Copy out every record below, word for word.

=-=-=-=-=

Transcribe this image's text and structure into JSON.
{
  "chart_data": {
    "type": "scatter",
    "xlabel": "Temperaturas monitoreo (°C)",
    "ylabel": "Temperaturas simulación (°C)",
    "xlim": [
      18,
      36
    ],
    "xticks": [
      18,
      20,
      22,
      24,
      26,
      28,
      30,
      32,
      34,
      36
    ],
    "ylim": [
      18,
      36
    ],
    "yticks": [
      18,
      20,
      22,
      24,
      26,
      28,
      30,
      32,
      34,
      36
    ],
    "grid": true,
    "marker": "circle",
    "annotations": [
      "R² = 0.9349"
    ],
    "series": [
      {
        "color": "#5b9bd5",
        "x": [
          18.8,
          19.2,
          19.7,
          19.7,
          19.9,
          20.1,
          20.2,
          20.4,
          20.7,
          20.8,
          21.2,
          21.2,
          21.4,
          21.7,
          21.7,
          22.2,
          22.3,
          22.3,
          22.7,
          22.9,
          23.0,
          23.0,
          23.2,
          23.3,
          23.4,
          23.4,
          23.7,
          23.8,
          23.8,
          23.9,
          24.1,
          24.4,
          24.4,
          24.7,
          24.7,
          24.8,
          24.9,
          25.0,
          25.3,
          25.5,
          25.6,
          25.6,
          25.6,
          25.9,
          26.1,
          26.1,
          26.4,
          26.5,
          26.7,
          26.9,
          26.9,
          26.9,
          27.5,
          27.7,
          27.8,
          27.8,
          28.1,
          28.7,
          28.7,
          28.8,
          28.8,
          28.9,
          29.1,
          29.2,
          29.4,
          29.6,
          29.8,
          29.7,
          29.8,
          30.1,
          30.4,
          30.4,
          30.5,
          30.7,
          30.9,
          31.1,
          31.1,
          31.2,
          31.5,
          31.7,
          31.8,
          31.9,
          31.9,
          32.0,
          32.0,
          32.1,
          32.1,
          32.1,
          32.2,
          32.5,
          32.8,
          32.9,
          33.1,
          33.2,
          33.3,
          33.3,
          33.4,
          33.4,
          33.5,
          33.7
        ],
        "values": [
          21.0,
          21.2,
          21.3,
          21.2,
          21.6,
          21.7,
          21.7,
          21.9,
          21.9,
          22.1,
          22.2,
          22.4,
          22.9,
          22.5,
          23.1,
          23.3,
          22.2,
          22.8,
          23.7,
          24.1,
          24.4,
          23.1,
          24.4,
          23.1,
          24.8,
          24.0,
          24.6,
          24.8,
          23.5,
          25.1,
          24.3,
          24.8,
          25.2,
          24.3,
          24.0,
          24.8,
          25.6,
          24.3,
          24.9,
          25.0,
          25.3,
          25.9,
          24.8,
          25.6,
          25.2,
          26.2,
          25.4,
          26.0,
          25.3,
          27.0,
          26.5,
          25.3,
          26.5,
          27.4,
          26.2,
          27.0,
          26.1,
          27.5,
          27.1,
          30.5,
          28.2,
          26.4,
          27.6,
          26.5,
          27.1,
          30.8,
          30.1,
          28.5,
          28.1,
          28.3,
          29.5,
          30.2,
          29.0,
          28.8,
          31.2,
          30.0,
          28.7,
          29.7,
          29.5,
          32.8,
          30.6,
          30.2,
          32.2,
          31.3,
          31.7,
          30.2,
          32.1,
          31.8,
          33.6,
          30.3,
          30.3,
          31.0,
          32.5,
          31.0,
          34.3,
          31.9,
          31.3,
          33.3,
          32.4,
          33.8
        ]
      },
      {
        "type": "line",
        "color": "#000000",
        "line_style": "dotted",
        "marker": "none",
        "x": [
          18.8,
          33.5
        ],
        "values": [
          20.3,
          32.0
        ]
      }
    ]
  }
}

=-=-=-=-=

_CORRECT RESULT_
Transcribe this image's text and structure into JSON.
{
  "chart_data": {
    "type": "scatter",
    "xlabel": "Temperaturas monitoreo (°C)",
    "ylabel": "Temperaturas simulación (°C)",
    "xlim": [
      18,
      36
    ],
    "xticks": [
      18,
      20,
      22,
      24,
      26,
      28,
      30,
      32,
      34,
      36
    ],
    "ylim": [
      18,
      36
    ],
    "yticks": [
      18,
      20,
      22,
      24,
      26,
      28,
      30,
      32,
      34,
      36
    ],
    "grid": true,
    "marker": "circle",
    "annotations": [
      "R² = 0.9349"
    ],
    "series": [
      {
        "color": "#5b9bd5",
        "x": [
          18.8,
          19.2,
          19.7,
          19.7,
          19.9,
          20.1,
          20.2,
          20.4,
          20.7,
          20.8,
          21.2,
          21.2,
          21.4,
          21.7,
          21.7,
          22.2,
          22.3,
          22.3,
          22.7,
          22.9,
          23.0,
          23.0,
          23.2,
          23.3,
          23.4,
          23.4,
          23.7,
          23.8,
          23.8,
          23.9,
          24.1,
          24.4,
          24.4,
          24.7,
          24.7,
          24.8,
          24.9,
          25.0,
          25.3,
          25.5,
          25.6,
          25.6,
          25.6,
          25.9,
          26.1,
          26.1,
          26.4,
          26.5,
          26.7,
          26.9,
          26.9,
          26.9,
          27.5,
          27.7,
          27.8,
          27.8,
          28.1,
          28.7,
          28.7,
          28.8,
          28.8,
          28.9,
          29.1,
          29.2,
          29.4,
          29.6,
          29.8,
          29.7,
          29.8,
          30.1,
          30.4,
          30.4,
          30.5,
          30.7,
          30.9,
          31.1,
          31.1,
          31.2,
          31.5,
          31.7,
          31.8,
          31.9,
          31.9,
          32.0,
          32.0,
          32.1,
          32.1,
          32.1,
          32.2,
          32.5,
          32.8,
          32.9,
          33.1,
          33.2,
          33.3,
          33.3,
          33.4,
          33.4,
          33.5,
          33.7
        ],
        "values": [
          21.0,
          21.2,
          21.3,
          21.2,
          21.6,
          21.7,
          21.7,
          21.9,
          21.9,
          22.1,
          22.2,
          22.4,
          22.9,
          22.5,
          23.1,
          23.3,
          22.2,
          22.8,
          23.7,
          24.1,
          24.4,
          23.1,
          24.4,
          23.1,
          24.8,
          24.0,
          24.6,
          24.8,
          23.5,
          25.1,
          24.3,
          24.8,
          25.2,
          24.3,
          24.0,
          24.8,
          25.6,
          24.3,
          24.9,
          25.0,
          25.3,
          25.9,
          24.8,
          25.6,
          25.2,
          26.2,
          25.4,
          26.0,
          25.3,
          27.0,
          26.5,
          25.3,
          26.5,
          27.4,
          26.2,
          27.0,
          26.1,
          27.5,
          27.1,
          30.5,
          28.2,
          26.4,
          27.6,
          26.5,
          27.1,
          30.8,
          30.1,
          28.5,
          28.1,
          28.3,
          29.5,
          30.2,
          29.0,
          28.8,
          31.2,
          30.0,
          28.7,
          29.7,
          29.5,
          32.8,
          30.6,
          30.2,
          32.2,
          31.3,
          31.7,
          30.2,
          32.1,
          31.8,
          33.6,
          30.3,
          30.3,
          31.0,
          32.5,
          31.0,
          34.3,
          31.9,
          31.3,
          33.3,
          32.4,
          33.8
        ]
      },
      {
        "type": "line",
        "color": "#000000",
        "line_style": "dotted",
        "marker": "none",
        "x": [
          18.8,
          33.5
        ],
        "values": [
          20.3,
          32.0
        ]
      }
    ]
  }
}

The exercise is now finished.